▶ _To be done_: Return the records in full, exactly as given.

** BEGIN Records for this exercise **

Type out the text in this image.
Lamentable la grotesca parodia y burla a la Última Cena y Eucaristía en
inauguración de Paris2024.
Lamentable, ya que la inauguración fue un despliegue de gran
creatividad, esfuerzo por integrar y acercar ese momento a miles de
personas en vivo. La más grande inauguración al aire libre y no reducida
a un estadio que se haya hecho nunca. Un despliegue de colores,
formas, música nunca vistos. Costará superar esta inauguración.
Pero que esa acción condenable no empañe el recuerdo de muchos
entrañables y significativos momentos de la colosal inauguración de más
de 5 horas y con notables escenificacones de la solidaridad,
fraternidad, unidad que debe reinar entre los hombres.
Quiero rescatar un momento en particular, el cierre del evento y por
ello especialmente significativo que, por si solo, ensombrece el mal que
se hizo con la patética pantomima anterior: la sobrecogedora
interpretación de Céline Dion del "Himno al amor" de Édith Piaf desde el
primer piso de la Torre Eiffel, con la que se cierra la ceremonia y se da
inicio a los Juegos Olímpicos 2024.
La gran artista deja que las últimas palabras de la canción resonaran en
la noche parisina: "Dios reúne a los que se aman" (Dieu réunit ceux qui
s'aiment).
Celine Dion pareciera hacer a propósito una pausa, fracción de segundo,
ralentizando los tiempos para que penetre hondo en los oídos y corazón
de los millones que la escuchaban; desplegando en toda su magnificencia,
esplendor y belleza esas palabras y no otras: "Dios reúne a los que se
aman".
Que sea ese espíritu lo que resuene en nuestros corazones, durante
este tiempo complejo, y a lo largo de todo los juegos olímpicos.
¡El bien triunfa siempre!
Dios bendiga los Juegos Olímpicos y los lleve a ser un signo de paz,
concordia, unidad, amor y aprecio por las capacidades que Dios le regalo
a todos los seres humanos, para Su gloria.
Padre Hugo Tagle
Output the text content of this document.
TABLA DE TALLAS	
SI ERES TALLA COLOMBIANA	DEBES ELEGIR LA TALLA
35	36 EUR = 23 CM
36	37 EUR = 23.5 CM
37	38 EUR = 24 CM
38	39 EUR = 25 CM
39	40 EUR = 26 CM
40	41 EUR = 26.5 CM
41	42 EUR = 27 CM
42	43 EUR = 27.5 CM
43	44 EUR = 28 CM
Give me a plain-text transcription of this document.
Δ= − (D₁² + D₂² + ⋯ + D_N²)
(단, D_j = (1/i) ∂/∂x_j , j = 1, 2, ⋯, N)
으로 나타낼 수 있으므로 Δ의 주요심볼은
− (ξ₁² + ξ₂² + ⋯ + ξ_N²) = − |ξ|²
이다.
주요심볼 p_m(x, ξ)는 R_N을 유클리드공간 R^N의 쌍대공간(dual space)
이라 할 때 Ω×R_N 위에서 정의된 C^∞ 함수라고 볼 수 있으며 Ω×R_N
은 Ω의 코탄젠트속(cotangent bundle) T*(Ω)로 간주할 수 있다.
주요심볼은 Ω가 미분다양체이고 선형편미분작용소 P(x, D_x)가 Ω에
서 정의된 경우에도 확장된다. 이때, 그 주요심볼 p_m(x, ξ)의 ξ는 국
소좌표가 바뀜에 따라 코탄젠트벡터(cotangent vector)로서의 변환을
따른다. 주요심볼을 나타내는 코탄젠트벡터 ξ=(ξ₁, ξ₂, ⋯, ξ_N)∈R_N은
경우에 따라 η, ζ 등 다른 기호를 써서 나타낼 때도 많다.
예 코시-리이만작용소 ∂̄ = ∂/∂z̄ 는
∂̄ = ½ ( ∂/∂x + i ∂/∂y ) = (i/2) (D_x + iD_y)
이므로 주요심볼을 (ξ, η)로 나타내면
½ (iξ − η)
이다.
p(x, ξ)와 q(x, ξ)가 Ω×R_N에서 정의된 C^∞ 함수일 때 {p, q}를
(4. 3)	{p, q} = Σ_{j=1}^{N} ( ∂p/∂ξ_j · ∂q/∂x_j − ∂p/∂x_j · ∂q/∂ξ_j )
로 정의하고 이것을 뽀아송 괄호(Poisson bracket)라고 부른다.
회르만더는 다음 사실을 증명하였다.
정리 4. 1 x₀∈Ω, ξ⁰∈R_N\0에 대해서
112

** END Records for this exercise **

▶ _Written answer_:
Type out the text in this image.
Lamentable la grotesca parodia y burla a la Última Cena y Eucaristía en
inauguración de Paris2024.
Lamentable, ya que la inauguración fue un despliegue de gran
creatividad, esfuerzo por integrar y acercar ese momento a miles de
personas en vivo. La más grande inauguración al aire libre y no reducida
a un estadio que se haya hecho nunca. Un despliegue de colores,
formas, música nunca vistos. Costará superar esta inauguración.
Pero que esa acción condenable no empañe el recuerdo de muchos
entrañables y significativos momentos de la colosal inauguración de más
de 5 horas y con notables escenificacones de la solidaridad,
fraternidad, unidad que debe reinar entre los hombres.
Quiero rescatar un momento en particular, el cierre del evento y por
ello especialmente significativo que, por si solo, ensombrece el mal que
se hizo con la patética pantomima anterior: la sobrecogedora
interpretación de Céline Dion del "Himno al amor" de Édith Piaf desde el
primer piso de la Torre Eiffel, con la que se cierra la ceremonia y se da
inicio a los Juegos Olímpicos 2024.
La gran artista deja que las últimas palabras de la canción resonaran en
la noche parisina: "Dios reúne a los que se aman" (Dieu réunit ceux qui
s'aiment).
Celine Dion pareciera hacer a propósito una pausa, fracción de segundo,
ralentizando los tiempos para que penetre hondo en los oídos y corazón
de los millones que la escuchaban; desplegando en toda su magnificencia,
esplendor y belleza esas palabras y no otras: "Dios reúne a los que se
aman".
Que sea ese espíritu lo que resuene en nuestros corazones, durante
este tiempo complejo, y a lo largo de todo los juegos olímpicos.
¡El bien triunfa siempre!
Dios bendiga los Juegos Olímpicos y los lleve a ser un signo de paz,
concordia, unidad, amor y aprecio por las capacidades que Dios le regalo
a todos los seres humanos, para Su gloria.
Padre Hugo Tagle
Output the text content of this document.
TABLA DE TALLAS	
SI ERES TALLA COLOMBIANA	DEBES ELEGIR LA TALLA
35	36 EUR = 23 CM
36	37 EUR = 23.5 CM
37	38 EUR = 24 CM
38	39 EUR = 25 CM
39	40 EUR = 26 CM
40	41 EUR = 26.5 CM
41	42 EUR = 27 CM
42	43 EUR = 27.5 CM
43	44 EUR = 28 CM
Give me a plain-text transcription of this document.
Δ= − (D₁² + D₂² + ⋯ + D_N²)
(단, D_j = (1/i) ∂/∂x_j , j = 1, 2, ⋯, N)
으로 나타낼 수 있으므로 Δ의 주요심볼은
− (ξ₁² + ξ₂² + ⋯ + ξ_N²) = − |ξ|²
이다.
주요심볼 p_m(x, ξ)는 R_N을 유클리드공간 R^N의 쌍대공간(dual space)
이라 할 때 Ω×R_N 위에서 정의된 C^∞ 함수라고 볼 수 있으며 Ω×R_N
은 Ω의 코탄젠트속(cotangent bundle) T*(Ω)로 간주할 수 있다.
주요심볼은 Ω가 미분다양체이고 선형편미분작용소 P(x, D_x)가 Ω에
서 정의된 경우에도 확장된다. 이때, 그 주요심볼 p_m(x, ξ)의 ξ는 국
소좌표가 바뀜에 따라 코탄젠트벡터(cotangent vector)로서의 변환을
따른다. 주요심볼을 나타내는 코탄젠트벡터 ξ=(ξ₁, ξ₂, ⋯, ξ_N)∈R_N은
경우에 따라 η, ζ 등 다른 기호를 써서 나타낼 때도 많다.
예 코시-리이만작용소 ∂̄ = ∂/∂z̄ 는
∂̄ = ½ ( ∂/∂x + i ∂/∂y ) = (i/2) (D_x + iD_y)
이므로 주요심볼을 (ξ, η)로 나타내면
½ (iξ − η)
이다.
p(x, ξ)와 q(x, ξ)가 Ω×R_N에서 정의된 C^∞ 함수일 때 {p, q}를
(4. 3)	{p, q} = Σ_{j=1}^{N} ( ∂p/∂ξ_j · ∂q/∂x_j − ∂p/∂x_j · ∂q/∂ξ_j )
로 정의하고 이것을 뽀아송 괄호(Poisson bracket)라고 부른다.
회르만더는 다음 사실을 증명하였다.
정리 4. 1 x₀∈Ω, ξ⁰∈R_N\0에 대해서
112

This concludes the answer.